::: Extracted information

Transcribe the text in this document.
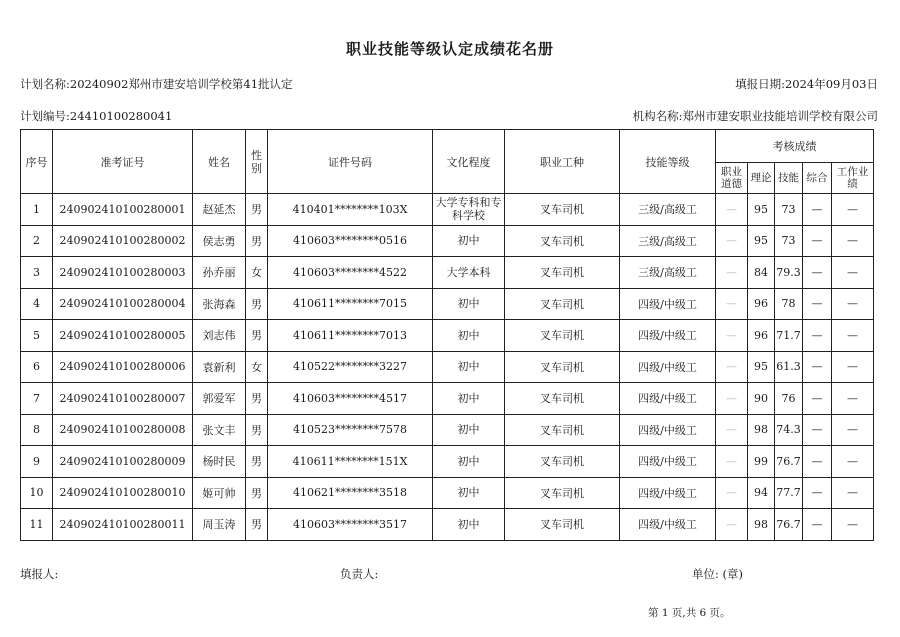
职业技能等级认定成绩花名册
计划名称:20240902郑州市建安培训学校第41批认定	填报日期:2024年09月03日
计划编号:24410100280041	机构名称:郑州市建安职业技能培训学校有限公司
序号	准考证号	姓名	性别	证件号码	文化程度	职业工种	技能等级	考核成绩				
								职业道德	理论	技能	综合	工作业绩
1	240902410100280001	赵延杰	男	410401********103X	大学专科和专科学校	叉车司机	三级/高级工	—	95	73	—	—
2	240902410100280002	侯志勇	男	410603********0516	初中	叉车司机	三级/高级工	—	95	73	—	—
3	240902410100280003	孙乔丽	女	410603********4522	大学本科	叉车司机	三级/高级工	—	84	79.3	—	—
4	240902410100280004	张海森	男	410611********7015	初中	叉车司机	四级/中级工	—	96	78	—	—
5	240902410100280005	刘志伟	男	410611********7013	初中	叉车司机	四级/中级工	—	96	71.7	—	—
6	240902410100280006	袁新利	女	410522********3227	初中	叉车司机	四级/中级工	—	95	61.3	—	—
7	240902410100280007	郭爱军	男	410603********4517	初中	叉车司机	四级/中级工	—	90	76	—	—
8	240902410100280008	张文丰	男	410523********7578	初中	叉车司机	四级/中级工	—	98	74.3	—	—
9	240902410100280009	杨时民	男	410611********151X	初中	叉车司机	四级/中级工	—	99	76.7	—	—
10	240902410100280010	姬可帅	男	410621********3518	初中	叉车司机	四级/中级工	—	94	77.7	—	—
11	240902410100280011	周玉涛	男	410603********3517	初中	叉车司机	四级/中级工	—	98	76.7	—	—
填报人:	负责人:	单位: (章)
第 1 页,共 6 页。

::::::

## [Task to complete]
Make a verbatim copy of all the entries and strip out the pictures.

## [Output for this exercise]
Transcribe the text in this document.
职业技能等级认定成绩花名册
计划名称:20240902郑州市建安培训学校第41批认定	填报日期:2024年09月03日
计划编号:24410100280041	机构名称:郑州市建安职业技能培训学校有限公司
序号	准考证号	姓名	性别	证件号码	文化程度	职业工种	技能等级	考核成绩				
								职业道德	理论	技能	综合	工作业绩
1	240902410100280001	赵延杰	男	410401********103X	大学专科和专科学校	叉车司机	三级/高级工	—	95	73	—	—
2	240902410100280002	侯志勇	男	410603********0516	初中	叉车司机	三级/高级工	—	95	73	—	—
3	240902410100280003	孙乔丽	女	410603********4522	大学本科	叉车司机	三级/高级工	—	84	79.3	—	—
4	240902410100280004	张海森	男	410611********7015	初中	叉车司机	四级/中级工	—	96	78	—	—
5	240902410100280005	刘志伟	男	410611********7013	初中	叉车司机	四级/中级工	—	96	71.7	—	—
6	240902410100280006	袁新利	女	410522********3227	初中	叉车司机	四级/中级工	—	95	61.3	—	—
7	240902410100280007	郭爱军	男	410603********4517	初中	叉车司机	四级/中级工	—	90	76	—	—
8	240902410100280008	张文丰	男	410523********7578	初中	叉车司机	四级/中级工	—	98	74.3	—	—
9	240902410100280009	杨时民	男	410611********151X	初中	叉车司机	四级/中级工	—	99	76.7	—	—
10	240902410100280010	姬可帅	男	410621********3518	初中	叉车司机	四级/中级工	—	94	77.7	—	—
11	240902410100280011	周玉涛	男	410603********3517	初中	叉车司机	四级/中级工	—	98	76.7	—	—
填报人:	负责人:	单位: (章)
第 1 页,共 6 页。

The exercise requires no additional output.